THE DATA
·····

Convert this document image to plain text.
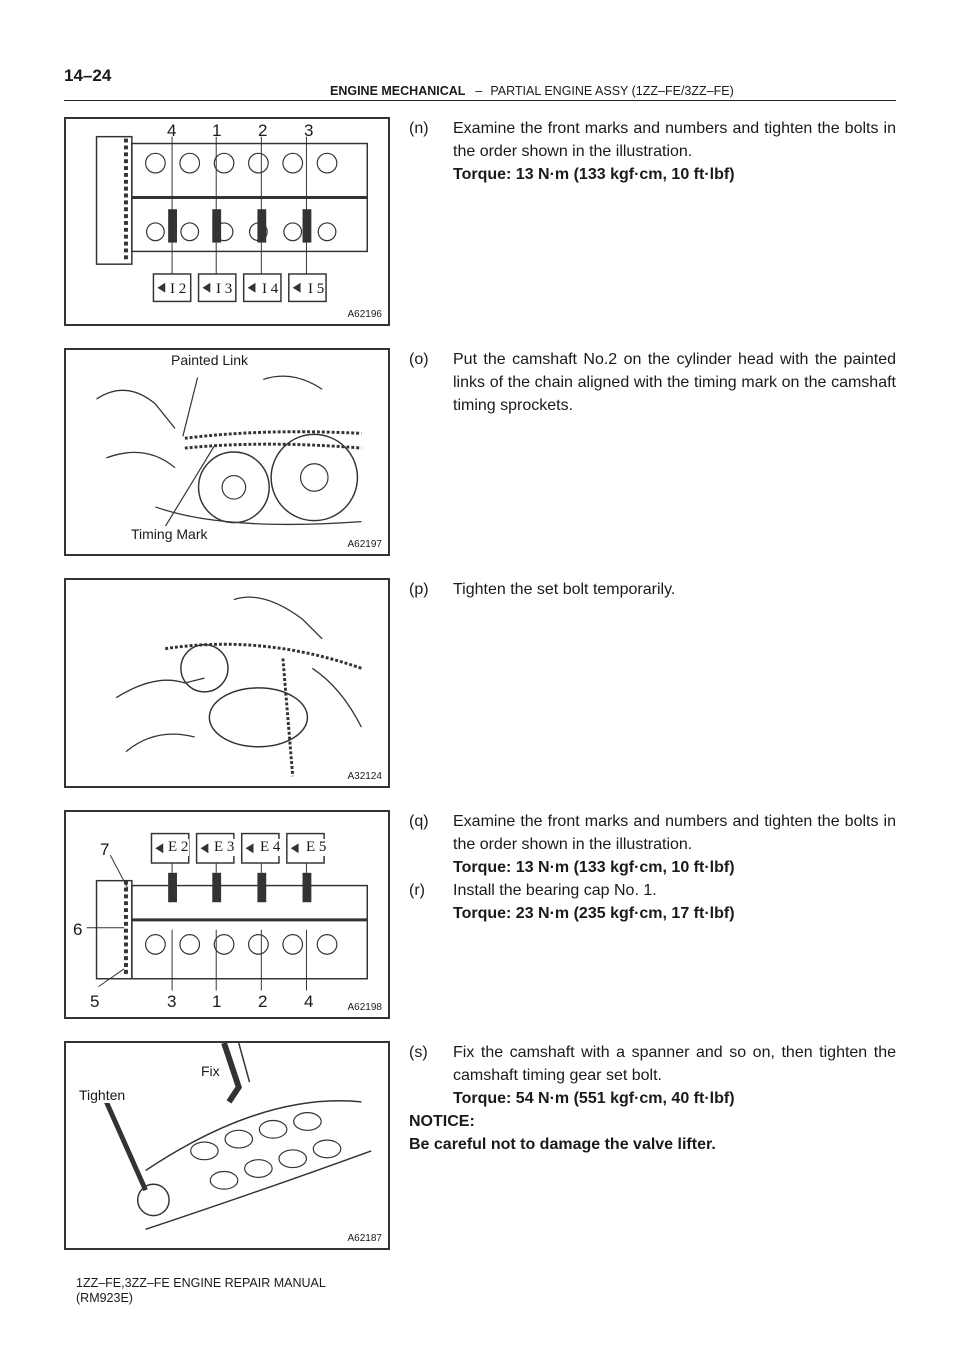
14–24
ENGINE MECHANICAL – PARTIAL ENGINE ASSY (1ZZ–FE/3ZZ–FE)
4 1 2 3
I 2 I 3 I 4 I 5
A62196
Painted Link
Timing Mark
A62197
A32124
7
6
5	3 1 2 4
E 2 E 3 E 4 E 5
A62198
Fix
Tighten
A62187
(n)	Examine the front marks and numbers and tighten the bolts in the order shown in the illustration.
Torque: 13 N·m (133 kgf·cm, 10 ft·lbf)
(o)	Put the camshaft No.2 on the cylinder head with the painted links of the chain aligned with the timing mark on the camshaft timing sprockets.
(p)	Tighten the set bolt temporarily.
(q)	Examine the front marks and numbers and tighten the bolts in the order shown in the illustration.
Torque: 13 N·m (133 kgf·cm, 10 ft·lbf)
(r)	Install the bearing cap No. 1.
Torque: 23 N·m (235 kgf·cm, 17 ft·lbf)
(s)	Fix the camshaft with a spanner and so on, then tighten the camshaft timing gear set bolt.
Torque: 54 N·m (551 kgf·cm, 40 ft·lbf)
NOTICE:
Be careful not to damage the valve lifter.
1ZZ–FE,3ZZ–FE ENGINE REPAIR MANUAL
(RM923E)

·····

GIVEN REQUEST
Repeat the records in full, exactly as they appear, without the pictures.

TASK SOLUTION
Convert this document image to plain text.
14–24
ENGINE MECHANICAL – PARTIAL ENGINE ASSY (1ZZ–FE/3ZZ–FE)
4 1 2 3
I 2 I 3 I 4 I 5
A62196
Painted Link
Timing Mark
A62197
A32124
7
6
5	3 1 2 4
E 2 E 3 E 4 E 5
A62198
Fix
Tighten
A62187
(n)	Examine the front marks and numbers and tighten the bolts in the order shown in the illustration.
Torque: 13 N·m (133 kgf·cm, 10 ft·lbf)
(o)	Put the camshaft No.2 on the cylinder head with the painted links of the chain aligned with the timing mark on the camshaft timing sprockets.
(p)	Tighten the set bolt temporarily.
(q)	Examine the front marks and numbers and tighten the bolts in the order shown in the illustration.
Torque: 13 N·m (133 kgf·cm, 10 ft·lbf)
(r)	Install the bearing cap No. 1.
Torque: 23 N·m (235 kgf·cm, 17 ft·lbf)
(s)	Fix the camshaft with a spanner and so on, then tighten the camshaft timing gear set bolt.
Torque: 54 N·m (551 kgf·cm, 40 ft·lbf)
NOTICE:
Be careful not to damage the valve lifter.
1ZZ–FE,3ZZ–FE ENGINE REPAIR MANUAL
(RM923E)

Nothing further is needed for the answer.